## [MATERIAL SUPPLIED]
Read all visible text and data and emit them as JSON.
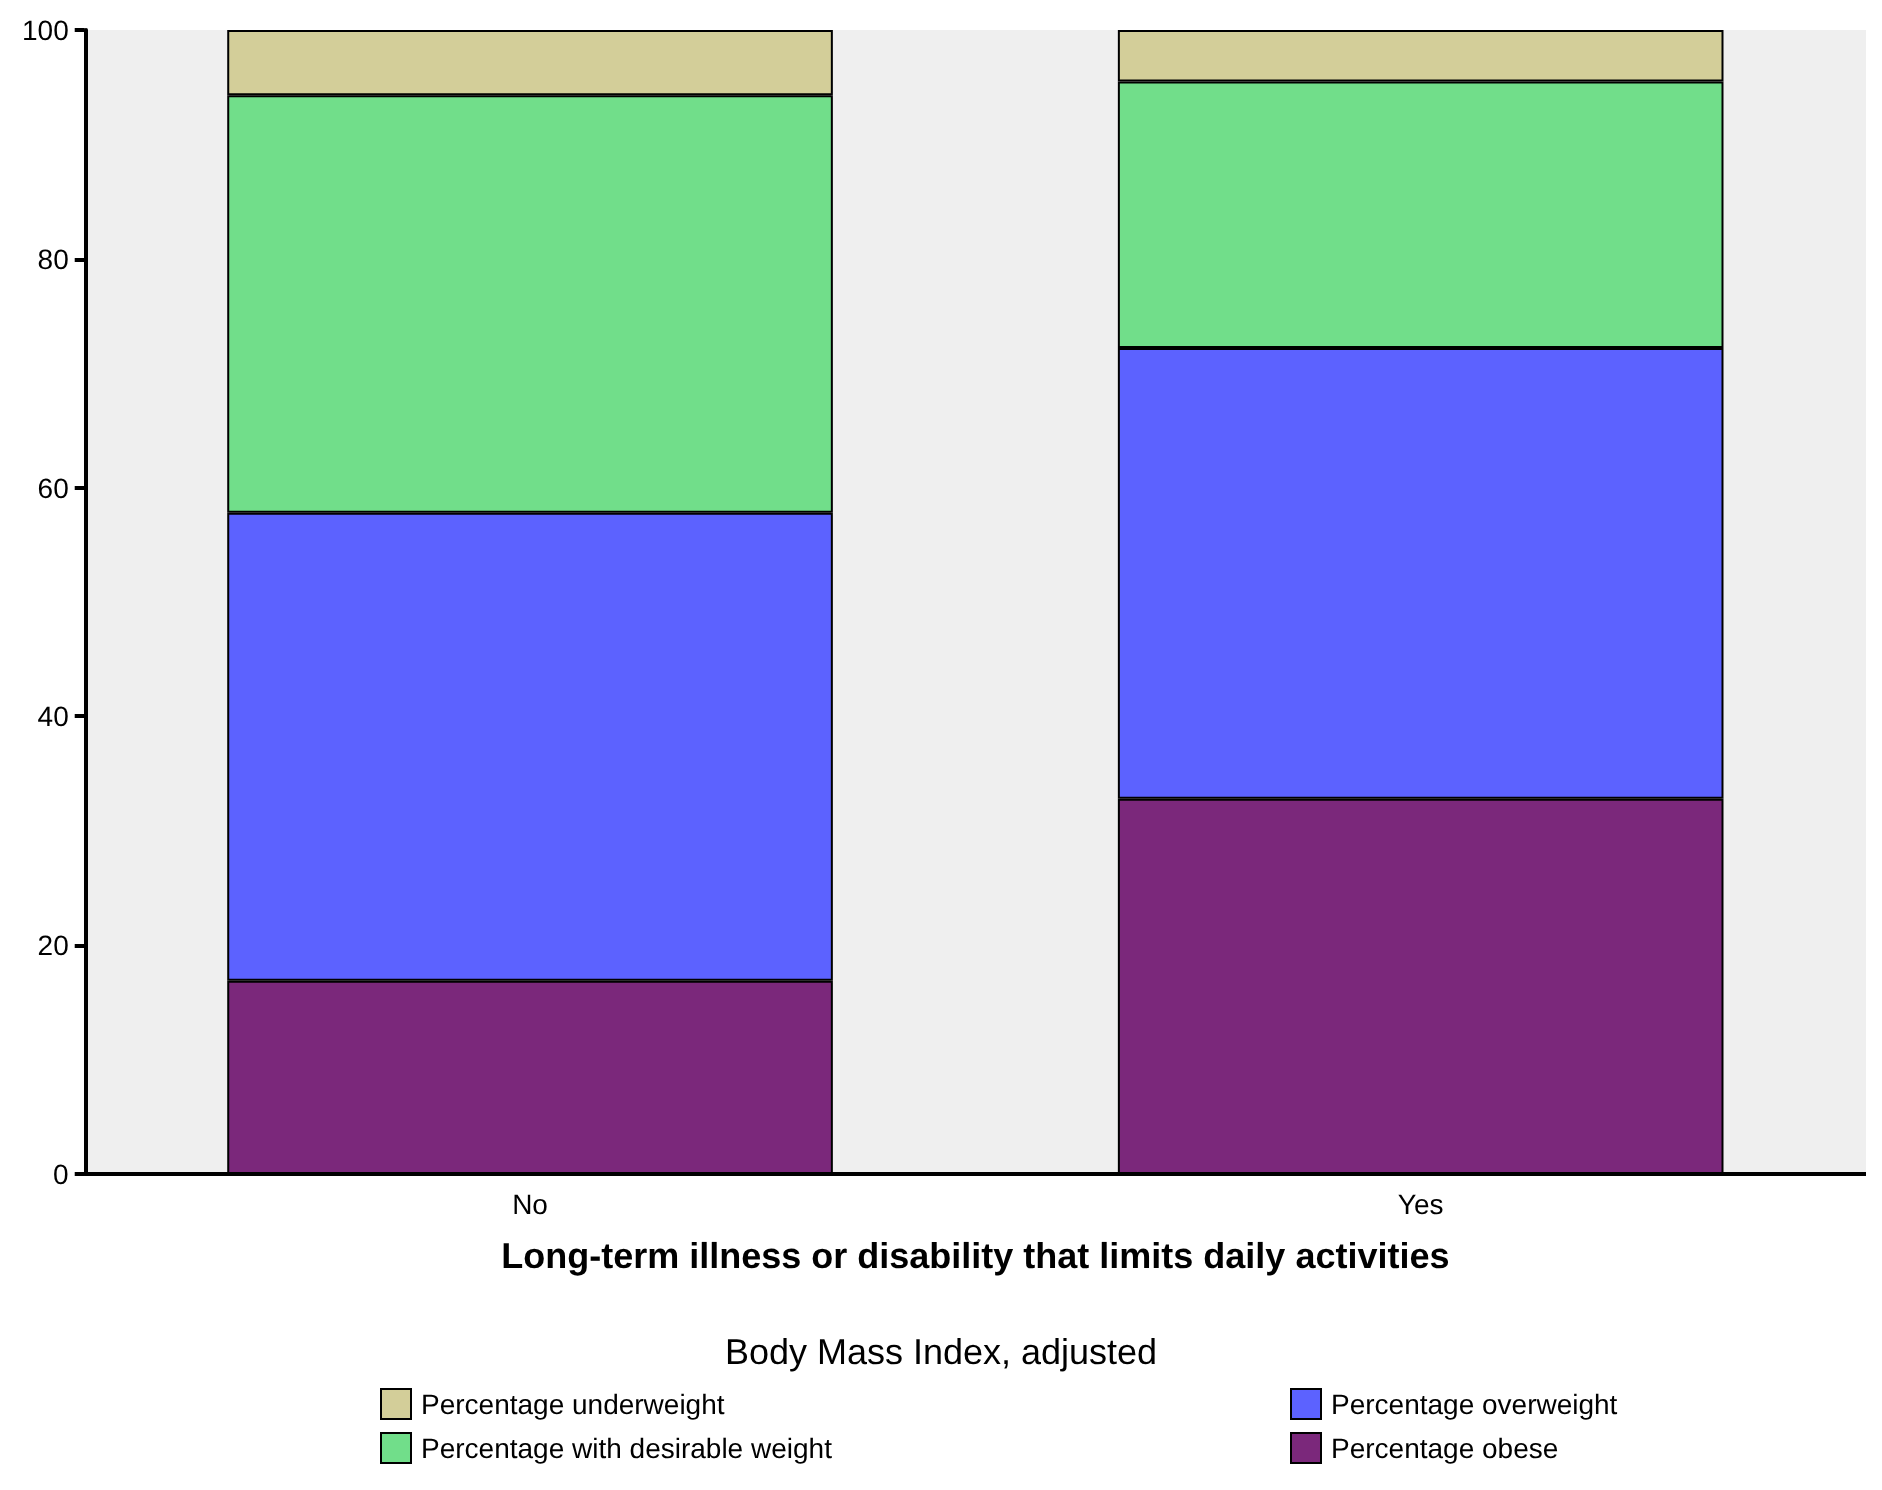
{
  "chart_data": {
    "type": "bar",
    "stacked": true,
    "xlabel": "Long-term illness or disability that limits daily activities",
    "legend_title": "Body Mass Index, adjusted",
    "categories": [
      "No",
      "Yes"
    ],
    "series": [
      {
        "name": "Percentage obese",
        "color": "#7b287b",
        "values": [
          16.9,
          32.8
        ]
      },
      {
        "name": "Percentage overweight",
        "color": "#5c62ff",
        "values": [
          40.9,
          39.4
        ]
      },
      {
        "name": "Percentage with desirable weight",
        "color": "#71de8a",
        "values": [
          36.5,
          23.3
        ]
      },
      {
        "name": "Percentage underweight",
        "color": "#d3ce99",
        "values": [
          5.7,
          4.5
        ]
      }
    ],
    "ylim": [
      0,
      100
    ],
    "yticks": [
      0,
      20,
      40,
      60,
      80,
      100
    ],
    "grid": false,
    "legend": "bottom"
  }
}
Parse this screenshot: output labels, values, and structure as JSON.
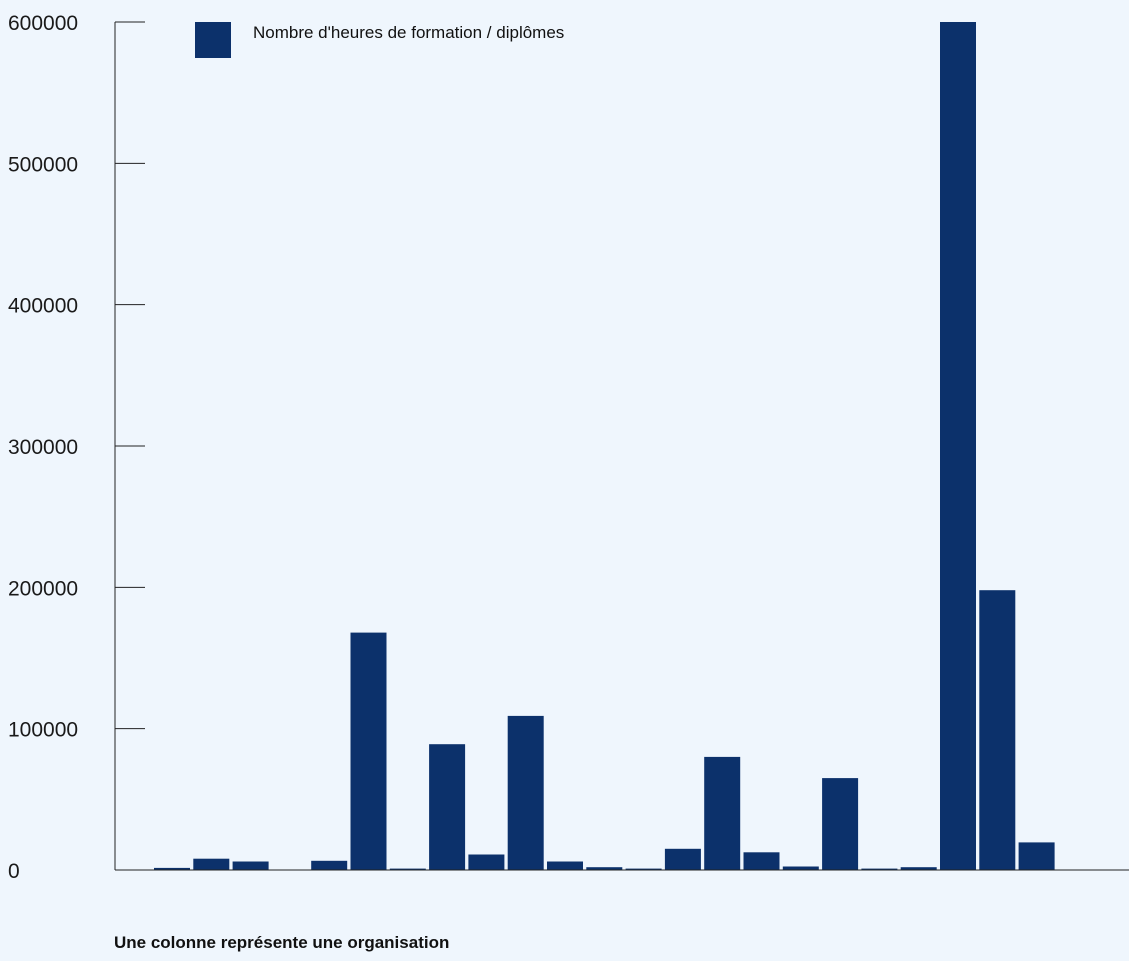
{
  "chart_data": {
    "type": "bar",
    "values": [
      1500,
      8000,
      6000,
      0,
      6500,
      168000,
      1000,
      89000,
      11000,
      109000,
      6000,
      2000,
      1000,
      15000,
      80000,
      12500,
      2500,
      65000,
      1000,
      2000,
      600000,
      198000,
      19500
    ],
    "ylim": [
      0,
      600000
    ],
    "y_ticks": [
      "0",
      "100000",
      "200000",
      "300000",
      "400000",
      "500000",
      "600000"
    ],
    "legend": {
      "label": "Nombre d'heures de formation / diplômes",
      "position": "top-left"
    },
    "caption": "Une colonne représente une organisation",
    "grid": false,
    "colors": {
      "bar": "#0c316b",
      "axis": "#222222",
      "background": "#eff6fd"
    }
  }
}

## [THE TASK]
Extract, from the material above, each line holding the word "Percentage".

## [ANSWER FOR THIS EXERCISE]
        "name": "Percentage obese",
        "name": "Percentage overweight",
        "name": "Percentage with desirable weight",
        "name": "Percentage underweight",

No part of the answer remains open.